%%
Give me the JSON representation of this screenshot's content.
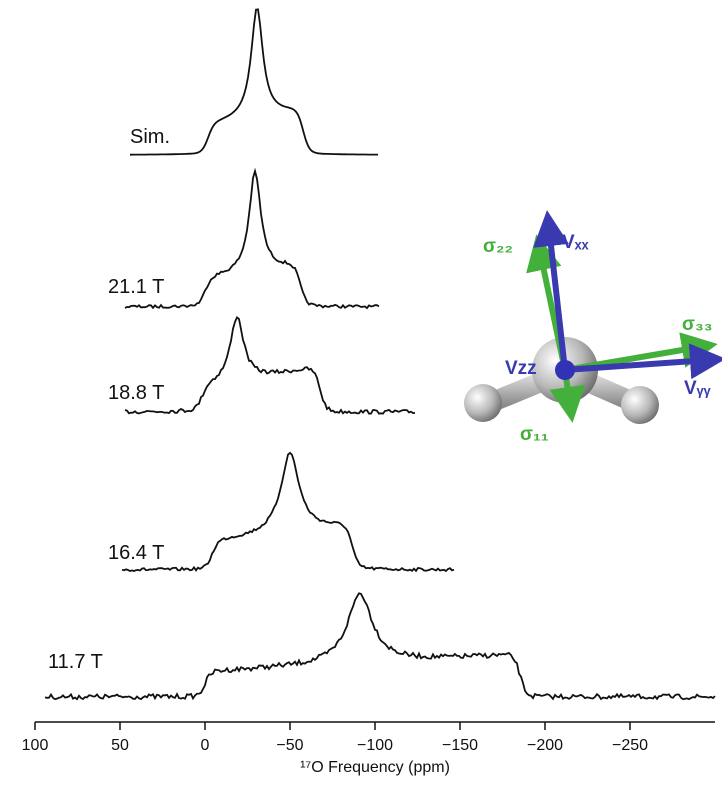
{
  "chart_data": {
    "type": "spectra",
    "x_label": "¹⁷O Frequency (ppm)",
    "xlim": [
      100,
      -300
    ],
    "xticks": [
      100,
      50,
      0,
      {
        "value": -50,
        "label": "−50"
      },
      {
        "value": -100,
        "label": "−100"
      },
      {
        "value": -150,
        "label": "−150"
      },
      {
        "value": -200,
        "label": "−200"
      },
      {
        "value": -250,
        "label": "−250"
      }
    ],
    "spectrum_labels": [
      "Sim.",
      "21.1 T",
      "18.8 T",
      "16.4 T",
      "11.7 T"
    ],
    "tensor_labels": {
      "sigma22": "σ₂₂",
      "vxx": "Vₓₓ",
      "sigma33": "σ₃₃",
      "vyy": "Vᵧᵧ",
      "vzz": "Vzz",
      "sigma11": "σ₁₁"
    }
  }
}
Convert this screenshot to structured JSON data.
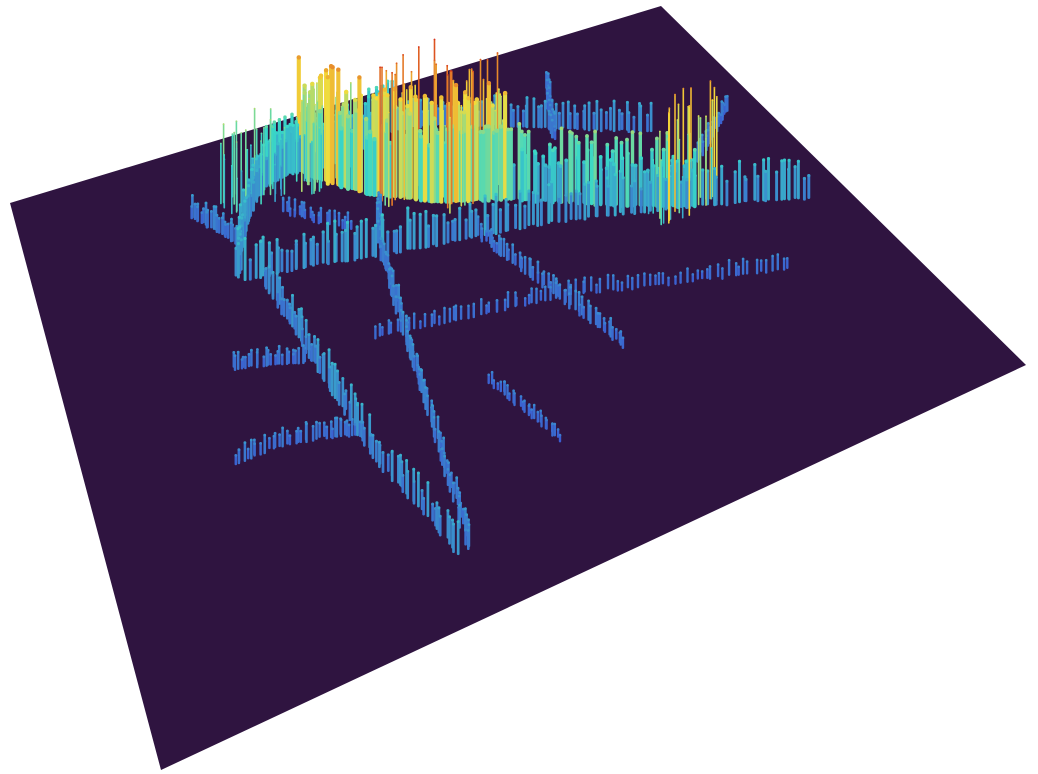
{
  "chart_data": {
    "type": "surface-3d",
    "grid": false,
    "axes_visible": false,
    "colorscale": "turbo",
    "colors": {
      "floor": "#2f1440",
      "background": "#ffffff",
      "low": "#3b4fd1",
      "mid": "#38d8c8",
      "high": "#f4dc3a",
      "peak": "#d8331c"
    },
    "extent": {
      "x": [
        0,
        100
      ],
      "y": [
        0,
        100
      ]
    },
    "z_range": [
      0,
      1
    ],
    "features": [
      {
        "kind": "branch",
        "points": [
          [
            48,
            22
          ],
          [
            46,
            28
          ],
          [
            45,
            34
          ],
          [
            44,
            42
          ],
          [
            43,
            50
          ],
          [
            42,
            58
          ],
          [
            41,
            68
          ],
          [
            40,
            78
          ],
          [
            39,
            88
          ]
        ],
        "z": 0.12
      },
      {
        "kind": "branch",
        "points": [
          [
            28,
            26
          ],
          [
            35,
            27
          ],
          [
            42,
            29
          ],
          [
            50,
            31
          ],
          [
            58,
            33
          ],
          [
            66,
            35
          ],
          [
            74,
            38
          ],
          [
            82,
            42
          ],
          [
            90,
            46
          ],
          [
            96,
            50
          ]
        ],
        "z": 0.22
      },
      {
        "kind": "branch",
        "points": [
          [
            30,
            28
          ],
          [
            31,
            36
          ],
          [
            32,
            46
          ],
          [
            33,
            56
          ],
          [
            34,
            66
          ],
          [
            36,
            76
          ],
          [
            38,
            88
          ]
        ],
        "z": 0.18
      },
      {
        "kind": "branch",
        "points": [
          [
            27,
            25
          ],
          [
            29,
            20
          ],
          [
            31,
            16
          ],
          [
            33,
            13
          ],
          [
            35,
            11
          ]
        ],
        "z": 0.22
      },
      {
        "kind": "branch",
        "points": [
          [
            35,
            11
          ],
          [
            38,
            10
          ],
          [
            41,
            10
          ],
          [
            44,
            11
          ]
        ],
        "z": 0.32
      },
      {
        "kind": "branch",
        "points": [
          [
            41,
            10
          ],
          [
            44,
            14
          ],
          [
            48,
            18
          ],
          [
            52,
            21
          ],
          [
            56,
            24
          ],
          [
            60,
            26
          ],
          [
            64,
            28
          ]
        ],
        "z": 0.62
      },
      {
        "kind": "branch",
        "points": [
          [
            64,
            28
          ],
          [
            68,
            31
          ],
          [
            72,
            34
          ],
          [
            76,
            37
          ],
          [
            80,
            40
          ],
          [
            84,
            43
          ]
        ],
        "z": 0.4
      },
      {
        "kind": "branch",
        "points": [
          [
            44,
            11
          ],
          [
            48,
            10
          ],
          [
            52,
            9
          ],
          [
            56,
            8
          ]
        ],
        "z": 0.3
      },
      {
        "kind": "branch",
        "points": [
          [
            56,
            8
          ],
          [
            62,
            10
          ],
          [
            68,
            13
          ],
          [
            74,
            17
          ],
          [
            80,
            21
          ],
          [
            86,
            25
          ]
        ],
        "z": 0.16
      },
      {
        "kind": "branch",
        "points": [
          [
            40,
            44
          ],
          [
            48,
            46
          ],
          [
            56,
            48
          ],
          [
            64,
            50
          ],
          [
            72,
            54
          ],
          [
            80,
            58
          ],
          [
            88,
            62
          ]
        ],
        "z": 0.08
      },
      {
        "kind": "branch",
        "points": [
          [
            58,
            33
          ],
          [
            60,
            40
          ],
          [
            62,
            48
          ],
          [
            64,
            56
          ],
          [
            66,
            64
          ]
        ],
        "z": 0.1
      },
      {
        "kind": "branch",
        "points": [
          [
            22,
            40
          ],
          [
            27,
            42
          ],
          [
            32,
            44
          ]
        ],
        "z": 0.1
      },
      {
        "kind": "branch",
        "points": [
          [
            18,
            56
          ],
          [
            24,
            56
          ],
          [
            30,
            58
          ],
          [
            34,
            60
          ]
        ],
        "z": 0.1
      },
      {
        "kind": "branch",
        "points": [
          [
            74,
            20
          ],
          [
            76,
            14
          ],
          [
            78,
            9
          ]
        ],
        "z": 0.1
      },
      {
        "kind": "branch",
        "points": [
          [
            88,
            34
          ],
          [
            92,
            30
          ],
          [
            96,
            26
          ]
        ],
        "z": 0.1
      },
      {
        "kind": "branch",
        "points": [
          [
            50,
            60
          ],
          [
            52,
            68
          ],
          [
            54,
            76
          ]
        ],
        "z": 0.07
      },
      {
        "kind": "branch",
        "points": [
          [
            24,
            12
          ],
          [
            27,
            16
          ],
          [
            29,
            20
          ]
        ],
        "z": 0.12
      },
      {
        "kind": "branch",
        "points": [
          [
            36,
            16
          ],
          [
            40,
            20
          ],
          [
            44,
            24
          ]
        ],
        "z": 0.08
      },
      {
        "kind": "peak-cluster",
        "center": [
          44,
          13
        ],
        "z": 0.62
      },
      {
        "kind": "peak-cluster",
        "center": [
          53,
          20
        ],
        "z": 0.95
      },
      {
        "kind": "peak-cluster",
        "center": [
          60,
          25
        ],
        "z": 0.9
      },
      {
        "kind": "peak-cluster",
        "center": [
          82,
          42
        ],
        "z": 0.8
      },
      {
        "kind": "peak-cluster",
        "center": [
          33,
          12
        ],
        "z": 0.55
      }
    ]
  }
}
%%
▶ [STATED EXERCISE]: Each line that contains the string "this" counts once; report how many such lines the entries have, giving only the number.

▶ [IN RESPONSE]: 2